• _Stored records_

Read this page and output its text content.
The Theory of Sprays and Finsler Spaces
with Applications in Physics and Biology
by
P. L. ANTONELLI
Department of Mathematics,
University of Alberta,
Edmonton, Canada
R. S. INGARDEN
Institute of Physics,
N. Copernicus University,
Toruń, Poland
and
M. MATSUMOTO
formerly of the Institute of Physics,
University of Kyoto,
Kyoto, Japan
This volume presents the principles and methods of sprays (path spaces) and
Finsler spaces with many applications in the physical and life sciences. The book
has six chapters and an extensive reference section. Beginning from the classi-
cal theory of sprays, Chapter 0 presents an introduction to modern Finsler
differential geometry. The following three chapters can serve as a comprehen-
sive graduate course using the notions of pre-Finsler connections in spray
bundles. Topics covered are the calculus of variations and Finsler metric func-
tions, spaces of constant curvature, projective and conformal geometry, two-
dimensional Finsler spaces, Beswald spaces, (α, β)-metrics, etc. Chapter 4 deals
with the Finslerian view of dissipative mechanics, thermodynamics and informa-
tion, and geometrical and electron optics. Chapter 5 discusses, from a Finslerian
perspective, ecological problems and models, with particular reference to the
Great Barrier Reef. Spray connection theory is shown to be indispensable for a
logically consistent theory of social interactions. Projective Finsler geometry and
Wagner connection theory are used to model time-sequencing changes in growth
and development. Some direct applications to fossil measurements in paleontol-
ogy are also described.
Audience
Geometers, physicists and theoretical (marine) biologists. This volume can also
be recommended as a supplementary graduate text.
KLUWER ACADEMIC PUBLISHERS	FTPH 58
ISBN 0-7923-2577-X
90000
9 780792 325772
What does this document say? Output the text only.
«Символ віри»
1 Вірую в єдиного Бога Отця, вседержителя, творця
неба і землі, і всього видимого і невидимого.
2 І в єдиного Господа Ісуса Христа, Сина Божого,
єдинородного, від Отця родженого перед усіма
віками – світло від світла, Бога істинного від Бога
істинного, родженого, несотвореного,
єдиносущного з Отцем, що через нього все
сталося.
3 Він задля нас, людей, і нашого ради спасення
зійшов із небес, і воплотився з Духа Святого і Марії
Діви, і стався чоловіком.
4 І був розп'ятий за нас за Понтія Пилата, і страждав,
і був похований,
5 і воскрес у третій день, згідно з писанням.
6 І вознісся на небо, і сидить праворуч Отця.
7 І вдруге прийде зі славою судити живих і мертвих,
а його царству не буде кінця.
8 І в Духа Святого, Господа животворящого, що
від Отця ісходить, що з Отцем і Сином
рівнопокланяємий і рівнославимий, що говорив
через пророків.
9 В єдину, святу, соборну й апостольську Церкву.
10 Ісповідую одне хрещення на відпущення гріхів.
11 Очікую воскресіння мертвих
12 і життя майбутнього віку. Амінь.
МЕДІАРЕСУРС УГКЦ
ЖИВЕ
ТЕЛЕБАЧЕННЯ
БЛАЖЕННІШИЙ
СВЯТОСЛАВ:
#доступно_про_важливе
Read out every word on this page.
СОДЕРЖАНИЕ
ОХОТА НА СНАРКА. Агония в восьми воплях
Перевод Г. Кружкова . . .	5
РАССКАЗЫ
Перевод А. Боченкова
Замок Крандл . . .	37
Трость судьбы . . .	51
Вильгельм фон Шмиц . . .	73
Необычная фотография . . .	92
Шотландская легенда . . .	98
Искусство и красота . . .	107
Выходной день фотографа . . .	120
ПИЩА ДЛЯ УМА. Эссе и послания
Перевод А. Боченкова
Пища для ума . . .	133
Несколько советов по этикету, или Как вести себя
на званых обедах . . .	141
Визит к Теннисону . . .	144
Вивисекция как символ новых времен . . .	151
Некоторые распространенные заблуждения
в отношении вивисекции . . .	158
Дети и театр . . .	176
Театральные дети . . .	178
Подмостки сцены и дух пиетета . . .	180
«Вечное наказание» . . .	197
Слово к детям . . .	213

• _DESCRIPTION OF THE TASK_
Using the data above, output each line exactly.

• _EXERCISE ANSWER_
Read this page and output its text content.
The Theory of Sprays and Finsler Spaces
with Applications in Physics and Biology
by
P. L. ANTONELLI
Department of Mathematics,
University of Alberta,
Edmonton, Canada
R. S. INGARDEN
Institute of Physics,
N. Copernicus University,
Toruń, Poland
and
M. MATSUMOTO
formerly of the Institute of Physics,
University of Kyoto,
Kyoto, Japan
This volume presents the principles and methods of sprays (path spaces) and
Finsler spaces with many applications in the physical and life sciences. The book
has six chapters and an extensive reference section. Beginning from the classi-
cal theory of sprays, Chapter 0 presents an introduction to modern Finsler
differential geometry. The following three chapters can serve as a comprehen-
sive graduate course using the notions of pre-Finsler connections in spray
bundles. Topics covered are the calculus of variations and Finsler metric func-
tions, spaces of constant curvature, projective and conformal geometry, two-
dimensional Finsler spaces, Beswald spaces, (α, β)-metrics, etc. Chapter 4 deals
with the Finslerian view of dissipative mechanics, thermodynamics and informa-
tion, and geometrical and electron optics. Chapter 5 discusses, from a Finslerian
perspective, ecological problems and models, with particular reference to the
Great Barrier Reef. Spray connection theory is shown to be indispensable for a
logically consistent theory of social interactions. Projective Finsler geometry and
Wagner connection theory are used to model time-sequencing changes in growth
and development. Some direct applications to fossil measurements in paleontol-
ogy are also described.
Audience
Geometers, physicists and theoretical (marine) biologists. This volume can also
be recommended as a supplementary graduate text.
KLUWER ACADEMIC PUBLISHERS	FTPH 58
ISBN 0-7923-2577-X
90000
9 780792 325772
What does this document say? Output the text only.
«Символ віри»
1 Вірую в єдиного Бога Отця, вседержителя, творця
неба і землі, і всього видимого і невидимого.
2 І в єдиного Господа Ісуса Христа, Сина Божого,
єдинородного, від Отця родженого перед усіма
віками – світло від світла, Бога істинного від Бога
істинного, родженого, несотвореного,
єдиносущного з Отцем, що через нього все
сталося.
3 Він задля нас, людей, і нашого ради спасення
зійшов із небес, і воплотився з Духа Святого і Марії
Діви, і стався чоловіком.
4 І був розп'ятий за нас за Понтія Пилата, і страждав,
і був похований,
5 і воскрес у третій день, згідно з писанням.
6 І вознісся на небо, і сидить праворуч Отця.
7 І вдруге прийде зі славою судити живих і мертвих,
а його царству не буде кінця.
8 І в Духа Святого, Господа животворящого, що
від Отця ісходить, що з Отцем і Сином
рівнопокланяємий і рівнославимий, що говорив
через пророків.
9 В єдину, святу, соборну й апостольську Церкву.
10 Ісповідую одне хрещення на відпущення гріхів.
11 Очікую воскресіння мертвих
12 і життя майбутнього віку. Амінь.
МЕДІАРЕСУРС УГКЦ
ЖИВЕ
ТЕЛЕБАЧЕННЯ
БЛАЖЕННІШИЙ
СВЯТОСЛАВ:
#доступно_про_важливе
Read out every word on this page.
СОДЕРЖАНИЕ
ОХОТА НА СНАРКА. Агония в восьми воплях
Перевод Г. Кружкова . . .	5
РАССКАЗЫ
Перевод А. Боченкова
Замок Крандл . . .	37
Трость судьбы . . .	51
Вильгельм фон Шмиц . . .	73
Необычная фотография . . .	92
Шотландская легенда . . .	98
Искусство и красота . . .	107
Выходной день фотографа . . .	120
ПИЩА ДЛЯ УМА. Эссе и послания
Перевод А. Боченкова
Пища для ума . . .	133
Несколько советов по этикету, или Как вести себя
на званых обедах . . .	141
Визит к Теннисону . . .	144
Вивисекция как символ новых времен . . .	151
Некоторые распространенные заблуждения
в отношении вивисекции . . .	158
Дети и театр . . .	176
Театральные дети . . .	178
Подмостки сцены и дух пиетета . . .	180
«Вечное наказание» . . .	197
Слово к детям . . .	213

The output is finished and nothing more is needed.